_Instructions for the task_.
Go through the records and extract every line with the word "Website".
START
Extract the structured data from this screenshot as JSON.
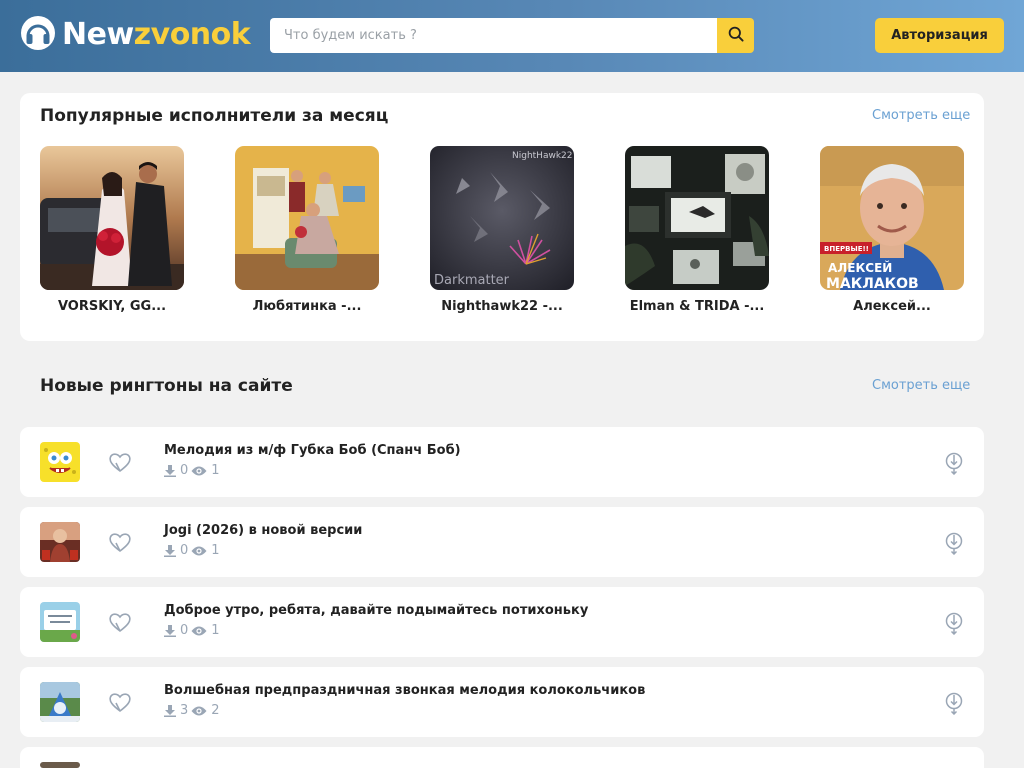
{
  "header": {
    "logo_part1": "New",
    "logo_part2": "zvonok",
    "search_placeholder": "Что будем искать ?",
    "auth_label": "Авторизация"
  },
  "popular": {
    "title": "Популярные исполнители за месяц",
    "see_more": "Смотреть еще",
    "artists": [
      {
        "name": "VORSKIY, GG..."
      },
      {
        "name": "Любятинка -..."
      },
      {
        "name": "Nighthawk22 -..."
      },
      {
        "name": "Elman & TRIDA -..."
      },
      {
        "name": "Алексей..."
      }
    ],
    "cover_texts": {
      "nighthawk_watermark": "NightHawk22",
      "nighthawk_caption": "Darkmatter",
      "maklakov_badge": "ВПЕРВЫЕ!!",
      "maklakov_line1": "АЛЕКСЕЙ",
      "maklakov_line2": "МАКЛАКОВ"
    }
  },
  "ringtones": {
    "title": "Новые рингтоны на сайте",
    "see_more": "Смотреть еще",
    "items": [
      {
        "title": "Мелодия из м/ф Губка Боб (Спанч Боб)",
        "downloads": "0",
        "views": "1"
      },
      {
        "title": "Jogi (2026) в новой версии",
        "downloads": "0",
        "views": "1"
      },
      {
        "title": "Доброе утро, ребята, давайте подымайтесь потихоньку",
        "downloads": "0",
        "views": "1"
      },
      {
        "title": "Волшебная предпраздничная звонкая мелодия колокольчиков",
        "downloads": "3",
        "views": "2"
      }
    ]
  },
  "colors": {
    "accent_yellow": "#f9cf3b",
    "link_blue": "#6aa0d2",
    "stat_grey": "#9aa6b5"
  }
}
END
START
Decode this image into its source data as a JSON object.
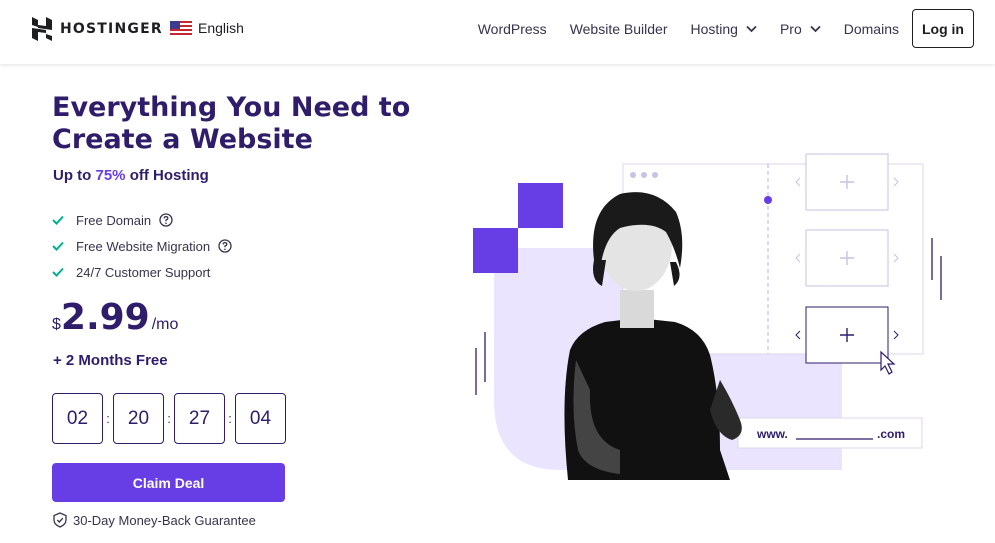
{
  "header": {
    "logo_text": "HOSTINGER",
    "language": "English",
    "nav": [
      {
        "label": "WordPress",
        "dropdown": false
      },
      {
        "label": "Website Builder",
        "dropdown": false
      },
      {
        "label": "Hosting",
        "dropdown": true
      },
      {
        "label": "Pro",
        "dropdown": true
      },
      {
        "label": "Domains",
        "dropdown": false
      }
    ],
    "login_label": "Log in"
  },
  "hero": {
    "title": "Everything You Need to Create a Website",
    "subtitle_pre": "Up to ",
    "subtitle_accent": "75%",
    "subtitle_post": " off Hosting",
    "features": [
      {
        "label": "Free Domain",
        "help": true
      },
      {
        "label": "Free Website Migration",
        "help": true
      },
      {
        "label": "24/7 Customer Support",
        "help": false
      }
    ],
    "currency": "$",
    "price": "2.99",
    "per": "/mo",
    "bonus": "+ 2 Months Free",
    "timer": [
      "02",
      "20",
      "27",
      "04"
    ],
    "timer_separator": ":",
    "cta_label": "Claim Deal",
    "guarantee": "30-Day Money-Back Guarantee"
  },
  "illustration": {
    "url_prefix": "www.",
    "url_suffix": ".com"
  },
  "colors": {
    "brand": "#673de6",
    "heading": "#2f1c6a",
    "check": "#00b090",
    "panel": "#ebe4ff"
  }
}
END
START
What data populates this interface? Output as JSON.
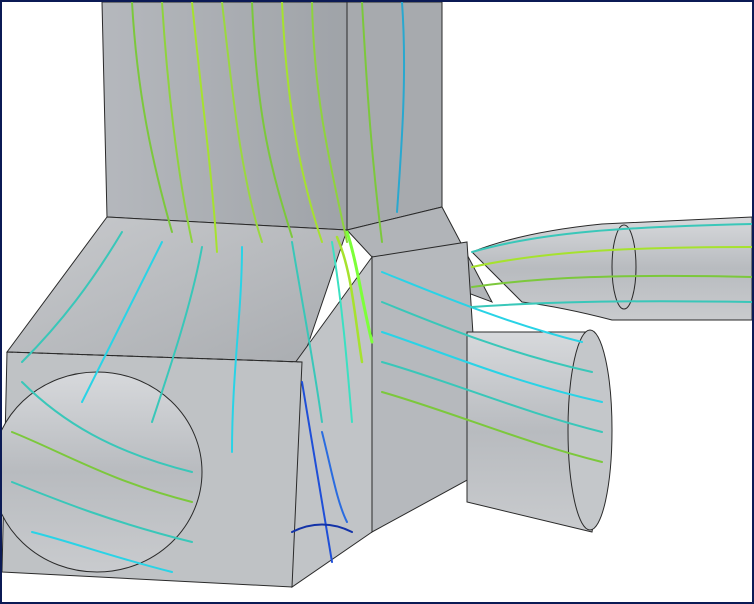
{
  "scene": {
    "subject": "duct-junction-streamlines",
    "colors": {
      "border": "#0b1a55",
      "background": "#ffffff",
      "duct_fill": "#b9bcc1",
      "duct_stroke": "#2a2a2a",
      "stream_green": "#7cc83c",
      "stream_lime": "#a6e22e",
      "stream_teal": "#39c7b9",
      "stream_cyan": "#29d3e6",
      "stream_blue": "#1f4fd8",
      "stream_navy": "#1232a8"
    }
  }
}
END
_Exercise output_.
        "label": "Website Builder",
    "title": "Everything You Need to Create a Website",
        "label": "Free Website Migration",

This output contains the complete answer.